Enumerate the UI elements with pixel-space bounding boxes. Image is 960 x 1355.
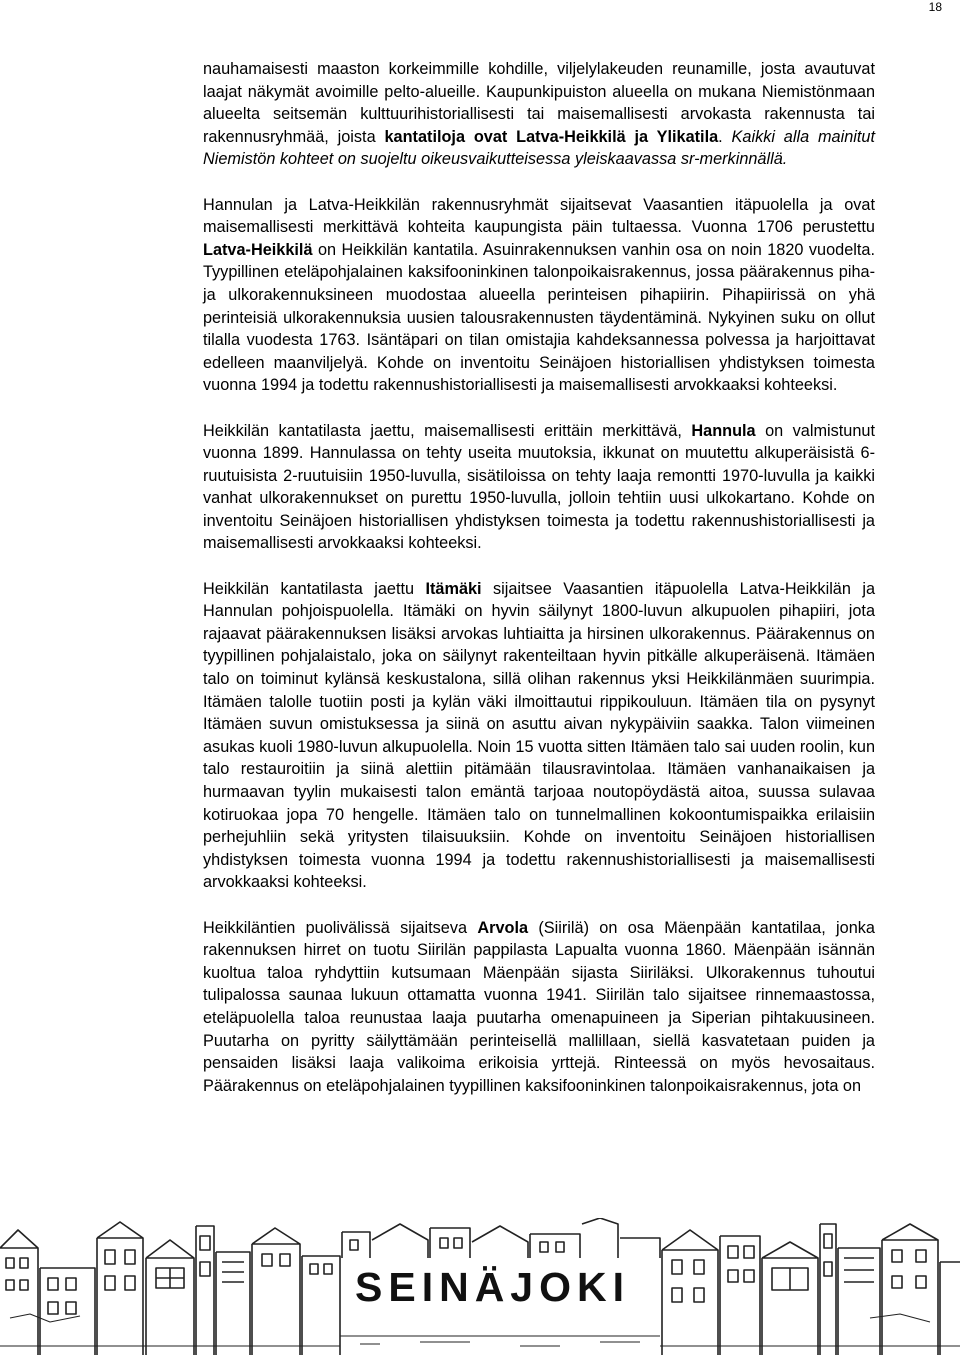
seinajoki-logo <box>355 1262 655 1312</box>
italic-text-run: Kaikki alla mainitut Niemistön kohteet on suojeltu oikeusvaikutteisessa yleiskaavassa sr-merkinnällä. <box>203 127 875 169</box>
paragraph <box>203 917 875 1098</box>
text-run: Heikkilän kantatilasta jaettu <box>203 579 426 598</box>
bold-text-run: Latva-Heikkilä <box>203 240 313 259</box>
logo-wordmark: SEINÄJOKI <box>355 1264 630 1310</box>
bold-text-run: Itämäki <box>425 579 482 598</box>
text-run: on Heikkilän kantatila. Asuinrakennuksen vanhin osa on noin 1820 vuodelta. Tyypillinen eteläpohjalainen kaksifooninkinen talonpoikaisrakennus, jossa päärakennus piha- ja ulkorakennuksineen muodostaa alueella perinteisen pihapiirin. Pihapiirissä on yhä perinteisiä ulkorakennuksia uusien talousrakennusten täydentäminä. Nykyinen suku on ollut tilalla vuodesta 1763. Isäntäpari on tilan omistajia kahdeksannessa polvessa ja harjoittavat edelleen maanviljelyä. Kohde on inventoitu Seinäjoen historiallisen yhdistyksen toimesta vuonna 1994 ja todettu rakennushistoriallisesti ja maisemallisesti arvokkaaksi kohteeksi. <box>203 240 875 395</box>
text-run: (Siirilä) on osa Mäenpään kantatilaa, jonka rakennuksen hirret on tuotu Siirilän pappilasta Lapualta vuonna 1860. Mäenpään isännän kuoltua taloa ryhdyttiin kutsumaan Mäenpään sijasta Siiriläksi. Ulkorakennus tuhoutui tulipalossa saunaa lukuun ottamatta vuonna 1941. Siirilän talo sijaitsee rinnemaastossa, eteläpuolella taloa reunustaa laaja puutarha omenapuineen ja Siperian pihtakuusineen. Puutarha on pyritty säilyttämään perinteisellä mallillaan, siellä kasvatetaan puiden ja pensaiden lisäksi laaja valikoima erikoisia yrttejä. Rinteessä on myös hevosaitaus. Päärakennus on eteläpohjalainen tyypillinen kaksifooninkinen talonpoikaisrakennus, jota on <box>203 918 875 1095</box>
paragraph <box>203 578 875 894</box>
paragraph <box>203 194 875 397</box>
text-run: on valmistunut vuonna 1899. Hannulassa on tehty useita muutoksia, ikkunat on muutettu alkuperäisistä 6-ruutuisista 2-ruutuisiin 1950-luvulla, sisätiloissa on tehty laaja remontti 1970-luvulla ja kaikki vanhat ulkorakennukset on purettu 1950-luvulla, jolloin tehtiin uusi ulkokartano. Kohde on inventoitu Seinäjoen historiallisen yhdistyksen toimesta ja todettu rakennushistoriallisesti ja maisemallisesti arvokkaaksi kohteeksi. <box>203 421 875 553</box>
text-run: sijaitsee Vaasantien itäpuolella Latva-Heikkilän ja Hannulan pohjoispuolella. Itämäki on hyvin säilynyt 1800-luvun alkupuolen pihapiiri, jota rajaavat päärakennuksen lisäksi arvokas luhtiaitta ja hirsinen ulkorakennus. Päärakennus on tyypillinen pohjalaistalo, joka on säilynyt rakenteiltaan hyvin pitkälle alkuperäisenä. Itämäen talo on toiminut kylänsä keskustalona, sillä olihan rakennus yksi Heikkilänmäen suurimpia. Itämäen talolle tuotiin posti ja kylän väki ilmoittautui rippikouluun. Itämäen tila on pysynyt Itämäen suvun omistuksessa ja siinä on asuttu aivan nykypäiviin saakka. Talon viimeinen asukas kuoli 1980-luvun alkupuolella. Noin 15 vuotta sitten Itämäen talo sai uuden roolin, kun talo restauroitiin ja siinä alettiin pitämään tilausravintolaa. Itämäen vanhanaikaisen ja hurmaavan tyylin mukaisesti talon emäntä tarjoaa noutopöydästä aitoa, suussa sulavaa kotiruokaa jopa 70 hengelle. Itämäen talo on tunnelmallinen kokoontumispaikka erilaisiin perhejuhliin sekä yritysten tilaisuuksiin. Kohde on inventoitu Seinäjoen historiallisen yhdistyksen toimesta vuonna 1994 ja todettu rakennushistoriallisesti ja maisemallisesti arvokkaaksi kohteeksi. <box>203 579 875 892</box>
text-run: Hannulan ja Latva-Heikkilän rakennusryhmät sijaitsevat Vaasantien itäpuolella ja ovat maisemallisesti merkittävä kohteita kaupungista päin tultaessa. Vuonna 1706 perustettu <box>203 195 875 237</box>
page-number: 18 <box>928 0 942 14</box>
paragraph <box>203 420 875 556</box>
document-body <box>203 58 875 1097</box>
text-run: Heikkiläntien puolivälissä sijaitseva <box>203 918 478 937</box>
bold-text-run: Hannula <box>691 421 756 440</box>
text-run: . <box>718 127 732 146</box>
text-run: nauhamaisesti maaston korkeimmille kohdille, viljelylakeuden reunamille, josta avautuvat laajat näkymät avoimille pelto-alueille. Kaupunkipuiston alueella on mukana Niemistönmaan alueelta seitsemän kulttuurihistoriallisesti tai maisemallisesti arvokasta rakennusta tai rakennusryhmää, joista <box>203 60 875 146</box>
bold-text-run: kantatiloja ovat Latva-Heikkilä ja Ylikatila <box>384 127 719 146</box>
text-run: Heikkilän kantatilasta jaettu, maisemallisesti erittäin merkittävä, <box>203 421 692 440</box>
bold-text-run: Arvola <box>477 918 529 937</box>
paragraph <box>203 58 875 171</box>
======
## GIVEN EXERCISE
Rewrite the part that opens with the line containing "seinajoki-logo <box>355 1262 655 1312</box>" and closes with the line containing "paragraph <box>203 194 875 397</box>", replacing "SEINÄJOKI" with "Seinäjoki" and leaving everything else unchanged.

## CORRECT RESPONSE
seinajoki-logo <box>355 1262 655 1312</box>
italic-text-run: Kaikki alla mainitut Niemistön kohteet on suojeltu oikeusvaikutteisessa yleiskaavassa sr-merkinnällä. <box>203 127 875 169</box>
paragraph <box>203 917 875 1098</box>
text-run: Heikkilän kantatilasta jaettu <box>203 579 426 598</box>
bold-text-run: Latva-Heikkilä <box>203 240 313 259</box>
logo-wordmark: Seinäjoki <box>355 1264 630 1310</box>
bold-text-run: Itämäki <box>425 579 482 598</box>
text-run: on Heikkilän kantatila. Asuinrakennuksen vanhin osa on noin 1820 vuodelta. Tyypillinen eteläpohjalainen kaksifooninkinen talonpoikaisrakennus, jossa päärakennus piha- ja ulkorakennuksineen muodostaa alueella perinteisen pihapiirin. Pihapiirissä on yhä perinteisiä ulkorakennuksia uusien talousrakennusten täydentäminä. Nykyinen suku on ollut tilalla vuodesta 1763. Isäntäpari on tilan omistajia kahdeksannessa polvessa ja harjoittavat edelleen maanviljelyä. Kohde on inventoitu Seinäjoen historiallisen yhdistyksen toimesta vuonna 1994 ja todettu rakennushistoriallisesti ja maisemallisesti arvokkaaksi kohteeksi. <box>203 240 875 395</box>
text-run: (Siirilä) on osa Mäenpään kantatilaa, jonka rakennuksen hirret on tuotu Siirilän pappilasta Lapualta vuonna 1860. Mäenpään isännän kuoltua taloa ryhdyttiin kutsumaan Mäenpään sijasta Siiriläksi. Ulkorakennus tuhoutui tulipalossa saunaa lukuun ottamatta vuonna 1941. Siirilän talo sijaitsee rinnemaastossa, eteläpuolella taloa reunustaa laaja puutarha omenapuineen ja Siperian pihtakuusineen. Puutarha on pyritty säilyttämään perinteisellä mallillaan, siellä kasvatetaan puiden ja pensaiden lisäksi laaja valikoima erikoisia yrttejä. Rinteessä on myös hevosaitaus. Päärakennus on eteläpohjalainen tyypillinen kaksifooninkinen talonpoikaisrakennus, jota on <box>203 918 875 1095</box>
paragraph <box>203 578 875 894</box>
paragraph <box>203 194 875 397</box>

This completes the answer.